**MATERIAL**
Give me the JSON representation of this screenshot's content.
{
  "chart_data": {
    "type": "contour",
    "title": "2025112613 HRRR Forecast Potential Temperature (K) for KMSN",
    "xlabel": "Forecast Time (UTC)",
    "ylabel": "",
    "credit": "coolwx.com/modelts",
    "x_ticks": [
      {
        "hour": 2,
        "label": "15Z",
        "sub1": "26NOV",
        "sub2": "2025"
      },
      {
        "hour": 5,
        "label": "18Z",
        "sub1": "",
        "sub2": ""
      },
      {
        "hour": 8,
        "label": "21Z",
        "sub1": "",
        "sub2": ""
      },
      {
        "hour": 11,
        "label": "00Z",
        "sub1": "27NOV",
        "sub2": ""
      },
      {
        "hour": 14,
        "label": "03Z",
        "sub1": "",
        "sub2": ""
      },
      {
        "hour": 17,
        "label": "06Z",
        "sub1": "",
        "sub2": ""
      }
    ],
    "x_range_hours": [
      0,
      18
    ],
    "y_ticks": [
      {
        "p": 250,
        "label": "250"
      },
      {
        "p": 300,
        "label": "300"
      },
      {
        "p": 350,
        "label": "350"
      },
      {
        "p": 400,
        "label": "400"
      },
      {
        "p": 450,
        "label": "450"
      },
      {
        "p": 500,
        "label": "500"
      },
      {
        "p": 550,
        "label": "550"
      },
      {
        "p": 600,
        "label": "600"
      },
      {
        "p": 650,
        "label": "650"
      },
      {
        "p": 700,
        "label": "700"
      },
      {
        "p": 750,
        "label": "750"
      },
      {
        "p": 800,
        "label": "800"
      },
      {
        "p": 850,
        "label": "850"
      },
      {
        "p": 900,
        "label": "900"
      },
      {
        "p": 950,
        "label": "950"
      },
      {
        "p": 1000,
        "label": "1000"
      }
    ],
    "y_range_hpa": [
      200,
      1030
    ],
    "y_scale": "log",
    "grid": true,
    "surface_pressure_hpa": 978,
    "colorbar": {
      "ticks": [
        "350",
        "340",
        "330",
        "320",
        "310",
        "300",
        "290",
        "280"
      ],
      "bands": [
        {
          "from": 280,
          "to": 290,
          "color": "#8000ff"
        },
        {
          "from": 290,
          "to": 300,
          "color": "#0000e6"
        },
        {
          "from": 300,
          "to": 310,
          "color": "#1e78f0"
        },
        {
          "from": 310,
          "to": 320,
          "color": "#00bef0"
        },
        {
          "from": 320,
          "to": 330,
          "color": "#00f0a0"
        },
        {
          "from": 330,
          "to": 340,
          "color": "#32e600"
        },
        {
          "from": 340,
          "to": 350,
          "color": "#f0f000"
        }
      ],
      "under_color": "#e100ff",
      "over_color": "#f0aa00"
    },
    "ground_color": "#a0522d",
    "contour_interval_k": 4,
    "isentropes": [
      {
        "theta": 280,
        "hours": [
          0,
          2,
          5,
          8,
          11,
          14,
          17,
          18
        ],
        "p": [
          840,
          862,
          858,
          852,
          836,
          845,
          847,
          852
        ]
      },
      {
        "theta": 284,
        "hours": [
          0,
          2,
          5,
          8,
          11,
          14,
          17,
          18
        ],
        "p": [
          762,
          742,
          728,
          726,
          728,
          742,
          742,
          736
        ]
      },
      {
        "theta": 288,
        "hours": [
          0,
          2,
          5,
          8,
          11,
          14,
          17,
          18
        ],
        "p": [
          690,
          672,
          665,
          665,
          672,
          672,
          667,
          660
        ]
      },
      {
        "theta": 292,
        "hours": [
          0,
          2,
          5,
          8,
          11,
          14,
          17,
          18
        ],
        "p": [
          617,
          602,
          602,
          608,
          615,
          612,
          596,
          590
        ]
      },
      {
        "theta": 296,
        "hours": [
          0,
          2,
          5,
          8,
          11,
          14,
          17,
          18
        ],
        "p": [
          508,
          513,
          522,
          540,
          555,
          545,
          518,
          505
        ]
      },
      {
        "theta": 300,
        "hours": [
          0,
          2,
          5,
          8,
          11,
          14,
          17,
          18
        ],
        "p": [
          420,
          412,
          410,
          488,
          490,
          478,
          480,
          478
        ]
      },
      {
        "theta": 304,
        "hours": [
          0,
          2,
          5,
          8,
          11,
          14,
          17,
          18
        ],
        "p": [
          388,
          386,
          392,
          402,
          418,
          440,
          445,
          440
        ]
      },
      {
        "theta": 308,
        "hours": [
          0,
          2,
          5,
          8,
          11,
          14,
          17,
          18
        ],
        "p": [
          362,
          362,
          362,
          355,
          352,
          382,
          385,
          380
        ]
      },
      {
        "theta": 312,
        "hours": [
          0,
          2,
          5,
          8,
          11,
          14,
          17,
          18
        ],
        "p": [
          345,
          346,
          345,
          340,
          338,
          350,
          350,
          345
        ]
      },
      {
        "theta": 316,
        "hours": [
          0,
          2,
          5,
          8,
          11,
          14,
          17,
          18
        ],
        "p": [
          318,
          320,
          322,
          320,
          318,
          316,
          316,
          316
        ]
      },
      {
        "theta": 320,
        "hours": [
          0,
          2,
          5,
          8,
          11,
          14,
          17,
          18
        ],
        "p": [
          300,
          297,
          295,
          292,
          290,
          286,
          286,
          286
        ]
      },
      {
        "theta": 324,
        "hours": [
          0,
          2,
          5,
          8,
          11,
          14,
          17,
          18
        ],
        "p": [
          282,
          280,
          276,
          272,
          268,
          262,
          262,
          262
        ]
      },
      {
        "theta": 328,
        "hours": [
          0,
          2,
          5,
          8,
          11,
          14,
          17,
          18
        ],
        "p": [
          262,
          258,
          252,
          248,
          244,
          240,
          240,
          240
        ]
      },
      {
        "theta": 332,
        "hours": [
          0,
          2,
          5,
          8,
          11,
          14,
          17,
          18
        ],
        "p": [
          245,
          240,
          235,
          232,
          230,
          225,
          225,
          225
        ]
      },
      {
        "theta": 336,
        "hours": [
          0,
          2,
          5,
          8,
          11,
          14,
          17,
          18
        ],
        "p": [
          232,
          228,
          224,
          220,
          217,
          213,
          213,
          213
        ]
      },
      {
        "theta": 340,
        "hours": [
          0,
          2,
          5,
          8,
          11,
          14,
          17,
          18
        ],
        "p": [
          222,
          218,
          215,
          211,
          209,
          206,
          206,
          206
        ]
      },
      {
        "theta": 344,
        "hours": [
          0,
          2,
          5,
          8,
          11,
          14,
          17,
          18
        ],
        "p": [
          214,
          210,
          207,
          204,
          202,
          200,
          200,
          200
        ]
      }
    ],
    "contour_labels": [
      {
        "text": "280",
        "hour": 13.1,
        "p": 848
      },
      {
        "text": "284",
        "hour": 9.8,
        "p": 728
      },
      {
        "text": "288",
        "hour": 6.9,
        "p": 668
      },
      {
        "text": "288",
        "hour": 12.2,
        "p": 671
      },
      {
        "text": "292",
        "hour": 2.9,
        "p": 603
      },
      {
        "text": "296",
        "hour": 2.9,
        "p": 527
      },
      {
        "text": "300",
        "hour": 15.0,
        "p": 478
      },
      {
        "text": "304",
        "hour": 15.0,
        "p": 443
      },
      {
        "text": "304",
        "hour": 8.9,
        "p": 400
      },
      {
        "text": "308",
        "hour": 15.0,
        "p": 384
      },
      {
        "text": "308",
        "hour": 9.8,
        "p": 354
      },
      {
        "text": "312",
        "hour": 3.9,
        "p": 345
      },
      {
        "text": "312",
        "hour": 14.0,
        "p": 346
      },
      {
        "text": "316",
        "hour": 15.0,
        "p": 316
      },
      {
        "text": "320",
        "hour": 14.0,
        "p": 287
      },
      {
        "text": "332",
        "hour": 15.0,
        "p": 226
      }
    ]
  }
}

**WORK TO BE COMPLETED**
Copy all the lines, exactly.

**OUTPUT BELOW**
Give me the JSON representation of this screenshot's content.
{
  "chart_data": {
    "type": "contour",
    "title": "2025112613 HRRR Forecast Potential Temperature (K) for KMSN",
    "xlabel": "Forecast Time (UTC)",
    "ylabel": "",
    "credit": "coolwx.com/modelts",
    "x_ticks": [
      {
        "hour": 2,
        "label": "15Z",
        "sub1": "26NOV",
        "sub2": "2025"
      },
      {
        "hour": 5,
        "label": "18Z",
        "sub1": "",
        "sub2": ""
      },
      {
        "hour": 8,
        "label": "21Z",
        "sub1": "",
        "sub2": ""
      },
      {
        "hour": 11,
        "label": "00Z",
        "sub1": "27NOV",
        "sub2": ""
      },
      {
        "hour": 14,
        "label": "03Z",
        "sub1": "",
        "sub2": ""
      },
      {
        "hour": 17,
        "label": "06Z",
        "sub1": "",
        "sub2": ""
      }
    ],
    "x_range_hours": [
      0,
      18
    ],
    "y_ticks": [
      {
        "p": 250,
        "label": "250"
      },
      {
        "p": 300,
        "label": "300"
      },
      {
        "p": 350,
        "label": "350"
      },
      {
        "p": 400,
        "label": "400"
      },
      {
        "p": 450,
        "label": "450"
      },
      {
        "p": 500,
        "label": "500"
      },
      {
        "p": 550,
        "label": "550"
      },
      {
        "p": 600,
        "label": "600"
      },
      {
        "p": 650,
        "label": "650"
      },
      {
        "p": 700,
        "label": "700"
      },
      {
        "p": 750,
        "label": "750"
      },
      {
        "p": 800,
        "label": "800"
      },
      {
        "p": 850,
        "label": "850"
      },
      {
        "p": 900,
        "label": "900"
      },
      {
        "p": 950,
        "label": "950"
      },
      {
        "p": 1000,
        "label": "1000"
      }
    ],
    "y_range_hpa": [
      200,
      1030
    ],
    "y_scale": "log",
    "grid": true,
    "surface_pressure_hpa": 978,
    "colorbar": {
      "ticks": [
        "350",
        "340",
        "330",
        "320",
        "310",
        "300",
        "290",
        "280"
      ],
      "bands": [
        {
          "from": 280,
          "to": 290,
          "color": "#8000ff"
        },
        {
          "from": 290,
          "to": 300,
          "color": "#0000e6"
        },
        {
          "from": 300,
          "to": 310,
          "color": "#1e78f0"
        },
        {
          "from": 310,
          "to": 320,
          "color": "#00bef0"
        },
        {
          "from": 320,
          "to": 330,
          "color": "#00f0a0"
        },
        {
          "from": 330,
          "to": 340,
          "color": "#32e600"
        },
        {
          "from": 340,
          "to": 350,
          "color": "#f0f000"
        }
      ],
      "under_color": "#e100ff",
      "over_color": "#f0aa00"
    },
    "ground_color": "#a0522d",
    "contour_interval_k": 4,
    "isentropes": [
      {
        "theta": 280,
        "hours": [
          0,
          2,
          5,
          8,
          11,
          14,
          17,
          18
        ],
        "p": [
          840,
          862,
          858,
          852,
          836,
          845,
          847,
          852
        ]
      },
      {
        "theta": 284,
        "hours": [
          0,
          2,
          5,
          8,
          11,
          14,
          17,
          18
        ],
        "p": [
          762,
          742,
          728,
          726,
          728,
          742,
          742,
          736
        ]
      },
      {
        "theta": 288,
        "hours": [
          0,
          2,
          5,
          8,
          11,
          14,
          17,
          18
        ],
        "p": [
          690,
          672,
          665,
          665,
          672,
          672,
          667,
          660
        ]
      },
      {
        "theta": 292,
        "hours": [
          0,
          2,
          5,
          8,
          11,
          14,
          17,
          18
        ],
        "p": [
          617,
          602,
          602,
          608,
          615,
          612,
          596,
          590
        ]
      },
      {
        "theta": 296,
        "hours": [
          0,
          2,
          5,
          8,
          11,
          14,
          17,
          18
        ],
        "p": [
          508,
          513,
          522,
          540,
          555,
          545,
          518,
          505
        ]
      },
      {
        "theta": 300,
        "hours": [
          0,
          2,
          5,
          8,
          11,
          14,
          17,
          18
        ],
        "p": [
          420,
          412,
          410,
          488,
          490,
          478,
          480,
          478
        ]
      },
      {
        "theta": 304,
        "hours": [
          0,
          2,
          5,
          8,
          11,
          14,
          17,
          18
        ],
        "p": [
          388,
          386,
          392,
          402,
          418,
          440,
          445,
          440
        ]
      },
      {
        "theta": 308,
        "hours": [
          0,
          2,
          5,
          8,
          11,
          14,
          17,
          18
        ],
        "p": [
          362,
          362,
          362,
          355,
          352,
          382,
          385,
          380
        ]
      },
      {
        "theta": 312,
        "hours": [
          0,
          2,
          5,
          8,
          11,
          14,
          17,
          18
        ],
        "p": [
          345,
          346,
          345,
          340,
          338,
          350,
          350,
          345
        ]
      },
      {
        "theta": 316,
        "hours": [
          0,
          2,
          5,
          8,
          11,
          14,
          17,
          18
        ],
        "p": [
          318,
          320,
          322,
          320,
          318,
          316,
          316,
          316
        ]
      },
      {
        "theta": 320,
        "hours": [
          0,
          2,
          5,
          8,
          11,
          14,
          17,
          18
        ],
        "p": [
          300,
          297,
          295,
          292,
          290,
          286,
          286,
          286
        ]
      },
      {
        "theta": 324,
        "hours": [
          0,
          2,
          5,
          8,
          11,
          14,
          17,
          18
        ],
        "p": [
          282,
          280,
          276,
          272,
          268,
          262,
          262,
          262
        ]
      },
      {
        "theta": 328,
        "hours": [
          0,
          2,
          5,
          8,
          11,
          14,
          17,
          18
        ],
        "p": [
          262,
          258,
          252,
          248,
          244,
          240,
          240,
          240
        ]
      },
      {
        "theta": 332,
        "hours": [
          0,
          2,
          5,
          8,
          11,
          14,
          17,
          18
        ],
        "p": [
          245,
          240,
          235,
          232,
          230,
          225,
          225,
          225
        ]
      },
      {
        "theta": 336,
        "hours": [
          0,
          2,
          5,
          8,
          11,
          14,
          17,
          18
        ],
        "p": [
          232,
          228,
          224,
          220,
          217,
          213,
          213,
          213
        ]
      },
      {
        "theta": 340,
        "hours": [
          0,
          2,
          5,
          8,
          11,
          14,
          17,
          18
        ],
        "p": [
          222,
          218,
          215,
          211,
          209,
          206,
          206,
          206
        ]
      },
      {
        "theta": 344,
        "hours": [
          0,
          2,
          5,
          8,
          11,
          14,
          17,
          18
        ],
        "p": [
          214,
          210,
          207,
          204,
          202,
          200,
          200,
          200
        ]
      }
    ],
    "contour_labels": [
      {
        "text": "280",
        "hour": 13.1,
        "p": 848
      },
      {
        "text": "284",
        "hour": 9.8,
        "p": 728
      },
      {
        "text": "288",
        "hour": 6.9,
        "p": 668
      },
      {
        "text": "288",
        "hour": 12.2,
        "p": 671
      },
      {
        "text": "292",
        "hour": 2.9,
        "p": 603
      },
      {
        "text": "296",
        "hour": 2.9,
        "p": 527
      },
      {
        "text": "300",
        "hour": 15.0,
        "p": 478
      },
      {
        "text": "304",
        "hour": 15.0,
        "p": 443
      },
      {
        "text": "304",
        "hour": 8.9,
        "p": 400
      },
      {
        "text": "308",
        "hour": 15.0,
        "p": 384
      },
      {
        "text": "308",
        "hour": 9.8,
        "p": 354
      },
      {
        "text": "312",
        "hour": 3.9,
        "p": 345
      },
      {
        "text": "312",
        "hour": 14.0,
        "p": 346
      },
      {
        "text": "316",
        "hour": 15.0,
        "p": 316
      },
      {
        "text": "320",
        "hour": 14.0,
        "p": 287
      },
      {
        "text": "332",
        "hour": 15.0,
        "p": 226
      }
    ]
  }
}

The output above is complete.